### STATED EXERCISE
In full and without alteration, repeat the material.

### DATA LISTING
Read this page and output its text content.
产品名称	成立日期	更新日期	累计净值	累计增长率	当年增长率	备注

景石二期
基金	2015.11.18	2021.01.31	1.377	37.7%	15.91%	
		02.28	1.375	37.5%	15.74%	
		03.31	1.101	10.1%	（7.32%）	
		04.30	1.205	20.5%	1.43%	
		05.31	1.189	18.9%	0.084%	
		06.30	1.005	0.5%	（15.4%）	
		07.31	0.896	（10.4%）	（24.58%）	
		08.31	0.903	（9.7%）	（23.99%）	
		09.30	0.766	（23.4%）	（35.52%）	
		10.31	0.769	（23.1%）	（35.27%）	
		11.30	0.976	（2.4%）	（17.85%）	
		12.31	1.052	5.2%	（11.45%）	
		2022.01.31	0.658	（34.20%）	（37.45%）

### CORRECT RESULT
Read this page and output its text content.
产品名称	成立日期	更新日期	累计净值	累计增长率	当年增长率	备注

景石二期
基金	2015.11.18	2021.01.31	1.377	37.7%	15.91%	
		02.28	1.375	37.5%	15.74%	
		03.31	1.101	10.1%	（7.32%）	
		04.30	1.205	20.5%	1.43%	
		05.31	1.189	18.9%	0.084%	
		06.30	1.005	0.5%	（15.4%）	
		07.31	0.896	（10.4%）	（24.58%）	
		08.31	0.903	（9.7%）	（23.99%）	
		09.30	0.766	（23.4%）	（35.52%）	
		10.31	0.769	（23.1%）	（35.27%）	
		11.30	0.976	（2.4%）	（17.85%）	
		12.31	1.052	5.2%	（11.45%）	
		2022.01.31	0.658	（34.20%）	（37.45%）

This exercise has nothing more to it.